Task goal ->
Your task is to repeat the records exactly from the line containing "Serialize everything readable" onward, through the final line.

>> Begin Data records

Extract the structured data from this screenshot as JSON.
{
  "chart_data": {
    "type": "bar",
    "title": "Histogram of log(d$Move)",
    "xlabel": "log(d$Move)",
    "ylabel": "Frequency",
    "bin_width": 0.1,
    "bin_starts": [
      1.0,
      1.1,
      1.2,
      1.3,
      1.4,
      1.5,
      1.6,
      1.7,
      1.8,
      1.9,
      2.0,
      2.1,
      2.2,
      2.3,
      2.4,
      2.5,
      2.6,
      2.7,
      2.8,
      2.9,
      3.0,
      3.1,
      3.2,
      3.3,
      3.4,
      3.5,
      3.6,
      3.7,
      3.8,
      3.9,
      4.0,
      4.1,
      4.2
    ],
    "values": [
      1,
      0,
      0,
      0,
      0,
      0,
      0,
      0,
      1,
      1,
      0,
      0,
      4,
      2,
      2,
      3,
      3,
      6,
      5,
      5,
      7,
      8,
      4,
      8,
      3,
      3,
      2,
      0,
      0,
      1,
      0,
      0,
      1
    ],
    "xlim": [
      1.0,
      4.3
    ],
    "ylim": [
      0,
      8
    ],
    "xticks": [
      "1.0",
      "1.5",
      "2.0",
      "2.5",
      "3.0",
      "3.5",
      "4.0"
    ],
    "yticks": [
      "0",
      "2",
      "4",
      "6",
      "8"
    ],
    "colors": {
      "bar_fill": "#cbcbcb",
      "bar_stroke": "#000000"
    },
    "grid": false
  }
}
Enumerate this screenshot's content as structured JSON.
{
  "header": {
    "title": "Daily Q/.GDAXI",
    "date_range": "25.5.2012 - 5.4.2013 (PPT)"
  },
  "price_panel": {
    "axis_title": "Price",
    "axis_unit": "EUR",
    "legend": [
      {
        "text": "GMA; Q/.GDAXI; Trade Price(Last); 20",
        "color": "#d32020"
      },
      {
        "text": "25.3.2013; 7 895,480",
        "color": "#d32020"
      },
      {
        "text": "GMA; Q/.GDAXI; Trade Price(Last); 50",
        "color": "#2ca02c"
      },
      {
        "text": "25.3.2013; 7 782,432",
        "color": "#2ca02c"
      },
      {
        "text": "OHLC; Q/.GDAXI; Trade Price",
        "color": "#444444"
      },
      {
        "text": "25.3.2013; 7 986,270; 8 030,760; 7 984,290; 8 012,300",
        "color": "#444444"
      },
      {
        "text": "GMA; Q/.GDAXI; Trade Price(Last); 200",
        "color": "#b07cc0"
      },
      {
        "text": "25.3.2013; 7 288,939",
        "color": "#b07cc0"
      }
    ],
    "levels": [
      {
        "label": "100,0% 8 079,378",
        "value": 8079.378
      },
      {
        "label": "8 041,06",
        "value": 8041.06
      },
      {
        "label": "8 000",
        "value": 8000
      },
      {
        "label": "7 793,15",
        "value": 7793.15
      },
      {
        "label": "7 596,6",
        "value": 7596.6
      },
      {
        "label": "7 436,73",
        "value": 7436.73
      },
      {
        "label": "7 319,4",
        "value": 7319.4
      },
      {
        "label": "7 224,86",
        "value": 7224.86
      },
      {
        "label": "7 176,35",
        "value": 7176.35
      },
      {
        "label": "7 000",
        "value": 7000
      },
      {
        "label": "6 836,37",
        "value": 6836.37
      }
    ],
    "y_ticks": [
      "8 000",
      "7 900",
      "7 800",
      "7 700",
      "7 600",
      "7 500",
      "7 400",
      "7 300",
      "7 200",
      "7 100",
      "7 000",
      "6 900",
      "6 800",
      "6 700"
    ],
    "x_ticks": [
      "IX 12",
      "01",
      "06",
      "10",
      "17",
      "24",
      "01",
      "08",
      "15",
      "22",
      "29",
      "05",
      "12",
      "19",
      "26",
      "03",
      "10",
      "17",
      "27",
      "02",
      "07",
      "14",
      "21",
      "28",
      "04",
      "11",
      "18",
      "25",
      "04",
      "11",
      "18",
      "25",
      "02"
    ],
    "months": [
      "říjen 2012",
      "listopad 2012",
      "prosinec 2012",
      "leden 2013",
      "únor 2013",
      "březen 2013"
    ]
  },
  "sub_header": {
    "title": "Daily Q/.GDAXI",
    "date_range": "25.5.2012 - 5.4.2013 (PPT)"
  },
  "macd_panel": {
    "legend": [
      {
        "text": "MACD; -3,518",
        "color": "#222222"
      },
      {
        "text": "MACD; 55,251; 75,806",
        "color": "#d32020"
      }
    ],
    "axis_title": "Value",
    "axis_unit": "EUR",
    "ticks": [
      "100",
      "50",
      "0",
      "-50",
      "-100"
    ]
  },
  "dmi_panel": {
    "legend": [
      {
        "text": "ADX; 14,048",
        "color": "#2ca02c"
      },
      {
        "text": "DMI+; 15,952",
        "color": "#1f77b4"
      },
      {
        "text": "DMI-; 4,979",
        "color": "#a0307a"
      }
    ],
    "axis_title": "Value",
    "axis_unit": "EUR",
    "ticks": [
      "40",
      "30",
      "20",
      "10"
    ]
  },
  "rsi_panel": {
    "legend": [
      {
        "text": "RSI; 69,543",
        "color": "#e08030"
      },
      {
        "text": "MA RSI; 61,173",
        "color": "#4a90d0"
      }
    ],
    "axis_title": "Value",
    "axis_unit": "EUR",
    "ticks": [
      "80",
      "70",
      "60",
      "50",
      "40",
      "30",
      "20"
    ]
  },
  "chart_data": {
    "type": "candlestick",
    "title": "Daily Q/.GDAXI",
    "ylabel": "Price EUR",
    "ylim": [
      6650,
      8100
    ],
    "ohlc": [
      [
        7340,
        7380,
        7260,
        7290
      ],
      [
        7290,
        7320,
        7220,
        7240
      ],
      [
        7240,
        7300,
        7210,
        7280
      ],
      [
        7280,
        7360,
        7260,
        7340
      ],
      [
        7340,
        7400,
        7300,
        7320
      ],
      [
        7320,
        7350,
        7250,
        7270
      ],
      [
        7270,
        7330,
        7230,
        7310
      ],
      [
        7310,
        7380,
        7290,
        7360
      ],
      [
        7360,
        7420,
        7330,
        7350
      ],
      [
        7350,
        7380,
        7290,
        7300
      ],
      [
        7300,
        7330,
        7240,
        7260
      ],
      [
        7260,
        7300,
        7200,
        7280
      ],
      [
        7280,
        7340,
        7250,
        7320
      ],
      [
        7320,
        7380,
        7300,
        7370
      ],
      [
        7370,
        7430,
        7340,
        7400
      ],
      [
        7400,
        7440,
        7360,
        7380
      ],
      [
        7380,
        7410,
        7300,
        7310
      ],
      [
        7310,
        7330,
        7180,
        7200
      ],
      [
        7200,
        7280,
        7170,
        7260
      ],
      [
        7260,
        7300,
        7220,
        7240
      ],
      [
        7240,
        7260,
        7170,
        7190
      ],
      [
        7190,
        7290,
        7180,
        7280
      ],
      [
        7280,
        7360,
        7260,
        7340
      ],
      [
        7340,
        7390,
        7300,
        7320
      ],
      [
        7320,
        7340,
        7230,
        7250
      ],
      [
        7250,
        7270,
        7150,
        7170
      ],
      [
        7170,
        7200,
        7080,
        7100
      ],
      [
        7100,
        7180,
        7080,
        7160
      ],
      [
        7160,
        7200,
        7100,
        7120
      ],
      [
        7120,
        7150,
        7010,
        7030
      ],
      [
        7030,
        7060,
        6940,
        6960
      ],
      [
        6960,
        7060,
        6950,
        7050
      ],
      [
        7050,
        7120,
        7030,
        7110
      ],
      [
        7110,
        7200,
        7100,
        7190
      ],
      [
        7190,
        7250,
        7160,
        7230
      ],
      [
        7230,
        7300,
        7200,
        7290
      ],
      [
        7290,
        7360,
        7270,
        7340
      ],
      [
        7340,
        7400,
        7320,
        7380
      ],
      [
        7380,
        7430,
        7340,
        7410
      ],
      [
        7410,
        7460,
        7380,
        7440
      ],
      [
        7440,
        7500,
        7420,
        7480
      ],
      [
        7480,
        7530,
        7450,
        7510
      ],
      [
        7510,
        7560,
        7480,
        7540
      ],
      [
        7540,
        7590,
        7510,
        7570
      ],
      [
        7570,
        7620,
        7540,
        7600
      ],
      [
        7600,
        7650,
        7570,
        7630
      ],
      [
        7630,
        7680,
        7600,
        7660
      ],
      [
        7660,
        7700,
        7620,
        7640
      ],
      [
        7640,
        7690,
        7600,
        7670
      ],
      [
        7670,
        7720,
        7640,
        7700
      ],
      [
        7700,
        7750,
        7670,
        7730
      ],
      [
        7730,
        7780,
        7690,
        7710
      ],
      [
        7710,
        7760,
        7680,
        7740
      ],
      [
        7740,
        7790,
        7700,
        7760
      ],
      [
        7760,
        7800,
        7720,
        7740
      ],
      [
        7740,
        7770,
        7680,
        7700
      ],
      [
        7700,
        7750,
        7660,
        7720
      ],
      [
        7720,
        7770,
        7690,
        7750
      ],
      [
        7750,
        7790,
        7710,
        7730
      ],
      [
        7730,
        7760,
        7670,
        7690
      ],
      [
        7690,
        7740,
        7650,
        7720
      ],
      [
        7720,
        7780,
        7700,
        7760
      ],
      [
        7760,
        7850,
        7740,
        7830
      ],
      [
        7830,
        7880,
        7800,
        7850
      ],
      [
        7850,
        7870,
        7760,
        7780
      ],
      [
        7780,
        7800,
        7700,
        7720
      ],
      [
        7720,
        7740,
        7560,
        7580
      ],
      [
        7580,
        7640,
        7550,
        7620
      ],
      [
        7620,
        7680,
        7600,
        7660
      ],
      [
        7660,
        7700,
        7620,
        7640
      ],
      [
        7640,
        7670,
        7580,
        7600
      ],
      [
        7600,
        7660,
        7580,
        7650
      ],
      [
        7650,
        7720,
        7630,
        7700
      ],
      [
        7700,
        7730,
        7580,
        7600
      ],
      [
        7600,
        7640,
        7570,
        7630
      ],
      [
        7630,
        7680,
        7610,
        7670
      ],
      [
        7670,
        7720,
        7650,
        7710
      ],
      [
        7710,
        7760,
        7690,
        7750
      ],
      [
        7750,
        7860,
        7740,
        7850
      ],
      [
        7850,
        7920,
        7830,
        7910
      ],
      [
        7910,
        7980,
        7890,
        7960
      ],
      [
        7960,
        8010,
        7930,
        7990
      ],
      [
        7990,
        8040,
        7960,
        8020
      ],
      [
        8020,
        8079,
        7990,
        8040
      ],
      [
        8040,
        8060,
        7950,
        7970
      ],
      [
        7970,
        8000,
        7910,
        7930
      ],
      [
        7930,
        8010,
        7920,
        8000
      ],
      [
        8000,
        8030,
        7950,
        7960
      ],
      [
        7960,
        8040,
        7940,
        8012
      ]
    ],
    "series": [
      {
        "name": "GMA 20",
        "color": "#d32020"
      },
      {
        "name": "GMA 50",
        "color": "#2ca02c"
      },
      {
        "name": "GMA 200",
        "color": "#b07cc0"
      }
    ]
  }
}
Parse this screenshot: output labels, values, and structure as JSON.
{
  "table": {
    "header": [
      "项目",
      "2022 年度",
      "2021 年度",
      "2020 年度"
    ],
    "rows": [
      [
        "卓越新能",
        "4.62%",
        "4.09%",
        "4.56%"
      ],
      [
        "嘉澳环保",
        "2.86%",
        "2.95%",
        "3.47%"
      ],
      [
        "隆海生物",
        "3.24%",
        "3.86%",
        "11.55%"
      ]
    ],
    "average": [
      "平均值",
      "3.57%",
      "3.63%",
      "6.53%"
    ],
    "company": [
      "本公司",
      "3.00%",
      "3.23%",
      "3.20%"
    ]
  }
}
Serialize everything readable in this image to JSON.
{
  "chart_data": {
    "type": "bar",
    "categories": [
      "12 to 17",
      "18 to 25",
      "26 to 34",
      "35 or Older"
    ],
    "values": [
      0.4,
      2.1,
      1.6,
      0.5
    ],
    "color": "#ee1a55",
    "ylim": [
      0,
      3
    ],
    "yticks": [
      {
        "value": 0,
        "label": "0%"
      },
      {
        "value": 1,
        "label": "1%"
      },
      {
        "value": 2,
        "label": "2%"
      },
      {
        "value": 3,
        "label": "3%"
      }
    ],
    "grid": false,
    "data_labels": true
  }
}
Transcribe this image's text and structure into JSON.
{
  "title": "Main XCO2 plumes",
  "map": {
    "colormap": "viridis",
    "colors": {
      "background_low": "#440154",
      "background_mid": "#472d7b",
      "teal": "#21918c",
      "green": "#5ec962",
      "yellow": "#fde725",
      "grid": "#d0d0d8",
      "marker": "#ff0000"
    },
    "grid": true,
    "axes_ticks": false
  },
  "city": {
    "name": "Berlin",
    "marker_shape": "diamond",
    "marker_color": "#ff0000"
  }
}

>> End Data records

Result ->
Serialize everything readable in this image to JSON.
{
  "chart_data": {
    "type": "bar",
    "categories": [
      "12 to 17",
      "18 to 25",
      "26 to 34",
      "35 or Older"
    ],
    "values": [
      0.4,
      2.1,
      1.6,
      0.5
    ],
    "color": "#ee1a55",
    "ylim": [
      0,
      3
    ],
    "yticks": [
      {
        "value": 0,
        "label": "0%"
      },
      {
        "value": 1,
        "label": "1%"
      },
      {
        "value": 2,
        "label": "2%"
      },
      {
        "value": 3,
        "label": "3%"
      }
    ],
    "grid": false,
    "data_labels": true
  }
}
Transcribe this image's text and structure into JSON.
{
  "title": "Main XCO2 plumes",
  "map": {
    "colormap": "viridis",
    "colors": {
      "background_low": "#440154",
      "background_mid": "#472d7b",
      "teal": "#21918c",
      "green": "#5ec962",
      "yellow": "#fde725",
      "grid": "#d0d0d8",
      "marker": "#ff0000"
    },
    "grid": true,
    "axes_ticks": false
  },
  "city": {
    "name": "Berlin",
    "marker_shape": "diamond",
    "marker_color": "#ff0000"
  }
}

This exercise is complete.